▼▼▼

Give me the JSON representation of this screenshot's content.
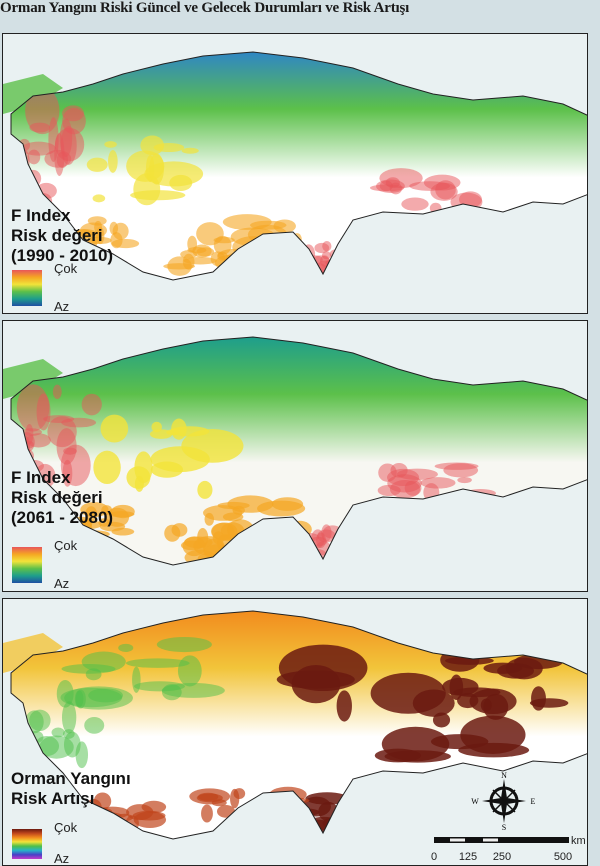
{
  "title": "Orman Yangını Riski Güncel ve Gelecek Durumları ve Risk Artışı",
  "panels": [
    {
      "title_line1": "F Index",
      "title_line2": "Risk değeri",
      "title_line3": "(1990 - 2010)",
      "legend_high": "Çok",
      "legend_low": "Az",
      "palette": [
        "#e8565a",
        "#f5a623",
        "#f2e33a",
        "#5cc04a",
        "#1e9e8c",
        "#1f4fa3"
      ]
    },
    {
      "title_line1": "F Index",
      "title_line2": "Risk değeri",
      "title_line3": "(2061 - 2080)",
      "legend_high": "Çok",
      "legend_low": "Az",
      "palette": [
        "#e8565a",
        "#f5a623",
        "#f2e33a",
        "#5cc04a",
        "#1e9e8c",
        "#1f4fa3"
      ]
    },
    {
      "title_line1": "Orman Yangını",
      "title_line2": "Risk Artışı",
      "legend_high": "Çok",
      "legend_low": "Az",
      "palette": [
        "#6b1a10",
        "#c0461c",
        "#f28c1e",
        "#f2e33a",
        "#4dbf4a",
        "#27b3c9",
        "#4a3fc8",
        "#c43cc9"
      ]
    }
  ],
  "compass": {
    "n": "N",
    "s": "S",
    "e": "E",
    "w": "W"
  },
  "scale_bar": {
    "unit": "km",
    "ticks": [
      "0",
      "125",
      "250",
      "500"
    ]
  }
}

▲▲▲

Except for the pictures, print the data above exactly.

Give me the JSON representation of this screenshot's content.
{
  "title": "Orman Yangını Riski Güncel ve Gelecek Durumları ve Risk Artışı",
  "panels": [
    {
      "title_line1": "F Index",
      "title_line2": "Risk değeri",
      "title_line3": "(1990 - 2010)",
      "legend_high": "Çok",
      "legend_low": "Az",
      "palette": [
        "#e8565a",
        "#f5a623",
        "#f2e33a",
        "#5cc04a",
        "#1e9e8c",
        "#1f4fa3"
      ]
    },
    {
      "title_line1": "F Index",
      "title_line2": "Risk değeri",
      "title_line3": "(2061 - 2080)",
      "legend_high": "Çok",
      "legend_low": "Az",
      "palette": [
        "#e8565a",
        "#f5a623",
        "#f2e33a",
        "#5cc04a",
        "#1e9e8c",
        "#1f4fa3"
      ]
    },
    {
      "title_line1": "Orman Yangını",
      "title_line2": "Risk Artışı",
      "legend_high": "Çok",
      "legend_low": "Az",
      "palette": [
        "#6b1a10",
        "#c0461c",
        "#f28c1e",
        "#f2e33a",
        "#4dbf4a",
        "#27b3c9",
        "#4a3fc8",
        "#c43cc9"
      ]
    }
  ],
  "compass": {
    "n": "N",
    "s": "S",
    "e": "E",
    "w": "W"
  },
  "scale_bar": {
    "unit": "km",
    "ticks": [
      "0",
      "125",
      "250",
      "500"
    ]
  }
}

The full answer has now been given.